— GIVEN EXERCISE —
Each line that includes the string "Crop" counts once; give the total and nothing else.

[Records from a dataset]
-------

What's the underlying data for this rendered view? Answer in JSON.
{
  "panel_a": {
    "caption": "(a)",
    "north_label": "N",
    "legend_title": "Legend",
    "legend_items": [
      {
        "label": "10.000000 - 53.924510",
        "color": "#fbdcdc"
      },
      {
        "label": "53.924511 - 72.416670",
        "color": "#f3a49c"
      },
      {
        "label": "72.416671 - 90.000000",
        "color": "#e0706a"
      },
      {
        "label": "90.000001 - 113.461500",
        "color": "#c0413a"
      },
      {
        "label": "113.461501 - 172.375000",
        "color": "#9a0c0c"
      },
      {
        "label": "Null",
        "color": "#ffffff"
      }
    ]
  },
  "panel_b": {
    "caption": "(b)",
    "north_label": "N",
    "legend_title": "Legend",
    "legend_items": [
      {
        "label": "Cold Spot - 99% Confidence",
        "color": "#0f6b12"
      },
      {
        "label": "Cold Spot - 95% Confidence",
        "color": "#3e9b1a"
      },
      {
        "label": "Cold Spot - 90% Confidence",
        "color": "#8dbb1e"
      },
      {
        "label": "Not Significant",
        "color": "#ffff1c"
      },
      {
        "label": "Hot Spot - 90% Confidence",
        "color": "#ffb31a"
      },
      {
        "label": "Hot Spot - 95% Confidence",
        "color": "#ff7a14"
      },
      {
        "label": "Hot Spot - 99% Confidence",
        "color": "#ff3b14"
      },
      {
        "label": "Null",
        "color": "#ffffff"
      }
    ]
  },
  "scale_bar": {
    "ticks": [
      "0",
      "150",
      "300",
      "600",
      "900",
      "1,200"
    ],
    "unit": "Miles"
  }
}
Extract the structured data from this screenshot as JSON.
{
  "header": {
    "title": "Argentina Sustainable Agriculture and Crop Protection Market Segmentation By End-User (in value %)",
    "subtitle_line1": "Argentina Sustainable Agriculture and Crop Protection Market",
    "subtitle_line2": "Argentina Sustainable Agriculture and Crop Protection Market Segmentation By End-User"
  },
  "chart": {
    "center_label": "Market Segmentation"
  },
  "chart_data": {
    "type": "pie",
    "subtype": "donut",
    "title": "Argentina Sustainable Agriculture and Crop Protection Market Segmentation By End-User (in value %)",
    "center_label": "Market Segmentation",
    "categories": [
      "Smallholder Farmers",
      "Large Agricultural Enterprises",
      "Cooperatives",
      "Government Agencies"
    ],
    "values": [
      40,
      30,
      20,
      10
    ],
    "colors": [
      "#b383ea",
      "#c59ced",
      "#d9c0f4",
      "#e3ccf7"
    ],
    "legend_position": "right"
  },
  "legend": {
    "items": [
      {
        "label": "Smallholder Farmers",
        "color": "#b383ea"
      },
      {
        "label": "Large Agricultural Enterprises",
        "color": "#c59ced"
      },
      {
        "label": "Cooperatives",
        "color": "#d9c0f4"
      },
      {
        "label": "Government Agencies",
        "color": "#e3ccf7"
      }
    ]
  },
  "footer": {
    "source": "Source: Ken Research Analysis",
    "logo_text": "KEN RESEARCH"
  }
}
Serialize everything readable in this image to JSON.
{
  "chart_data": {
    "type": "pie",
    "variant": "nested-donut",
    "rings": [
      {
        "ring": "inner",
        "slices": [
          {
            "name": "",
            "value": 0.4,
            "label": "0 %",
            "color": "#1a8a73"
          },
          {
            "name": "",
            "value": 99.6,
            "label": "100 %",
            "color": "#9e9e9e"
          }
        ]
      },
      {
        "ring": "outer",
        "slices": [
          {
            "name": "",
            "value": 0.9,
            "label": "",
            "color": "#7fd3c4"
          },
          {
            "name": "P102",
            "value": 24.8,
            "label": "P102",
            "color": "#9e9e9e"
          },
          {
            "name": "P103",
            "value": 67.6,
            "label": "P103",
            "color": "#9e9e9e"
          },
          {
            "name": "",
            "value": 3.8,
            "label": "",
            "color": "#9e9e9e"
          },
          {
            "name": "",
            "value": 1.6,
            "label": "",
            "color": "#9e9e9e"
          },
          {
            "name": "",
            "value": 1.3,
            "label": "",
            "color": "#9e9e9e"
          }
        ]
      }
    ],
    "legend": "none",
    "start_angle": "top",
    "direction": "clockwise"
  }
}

-------

— EXERCISE SOLUTION —
4